**Problem details**
Check every line of the entries that follow, and copy the ones containing "text".

**Data for review**
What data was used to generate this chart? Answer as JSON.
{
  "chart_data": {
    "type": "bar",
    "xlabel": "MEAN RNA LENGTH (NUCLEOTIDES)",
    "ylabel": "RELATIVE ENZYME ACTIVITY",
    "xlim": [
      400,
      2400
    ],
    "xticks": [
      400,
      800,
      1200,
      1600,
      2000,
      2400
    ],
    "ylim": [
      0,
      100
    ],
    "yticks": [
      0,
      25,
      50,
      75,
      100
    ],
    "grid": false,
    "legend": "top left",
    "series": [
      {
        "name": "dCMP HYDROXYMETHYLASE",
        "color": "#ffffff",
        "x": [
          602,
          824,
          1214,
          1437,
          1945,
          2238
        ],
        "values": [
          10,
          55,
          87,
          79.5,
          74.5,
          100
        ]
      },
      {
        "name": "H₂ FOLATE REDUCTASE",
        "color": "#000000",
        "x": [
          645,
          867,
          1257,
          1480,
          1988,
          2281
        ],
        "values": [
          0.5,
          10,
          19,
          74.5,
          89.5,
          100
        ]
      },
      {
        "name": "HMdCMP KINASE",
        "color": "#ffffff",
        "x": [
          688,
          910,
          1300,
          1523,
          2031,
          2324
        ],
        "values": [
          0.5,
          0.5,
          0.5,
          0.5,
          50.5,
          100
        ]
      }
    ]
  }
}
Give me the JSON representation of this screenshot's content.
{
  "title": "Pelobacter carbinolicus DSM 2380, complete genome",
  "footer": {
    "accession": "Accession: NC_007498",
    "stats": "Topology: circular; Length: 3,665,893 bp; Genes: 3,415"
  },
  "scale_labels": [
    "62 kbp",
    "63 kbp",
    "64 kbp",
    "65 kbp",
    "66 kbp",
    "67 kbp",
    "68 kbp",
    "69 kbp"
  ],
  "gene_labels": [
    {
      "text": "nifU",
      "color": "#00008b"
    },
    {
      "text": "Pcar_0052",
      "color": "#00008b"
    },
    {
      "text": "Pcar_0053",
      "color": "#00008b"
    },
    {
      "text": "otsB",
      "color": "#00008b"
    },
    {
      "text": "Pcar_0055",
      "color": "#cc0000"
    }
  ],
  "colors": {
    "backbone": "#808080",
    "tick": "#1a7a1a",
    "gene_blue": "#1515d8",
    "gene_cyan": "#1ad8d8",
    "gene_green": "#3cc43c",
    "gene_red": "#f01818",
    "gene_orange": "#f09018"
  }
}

**The completed task**
      "text": "nifU",
      "text": "Pcar_0052",
      "text": "Pcar_0053",
      "text": "otsB",
      "text": "Pcar_0055",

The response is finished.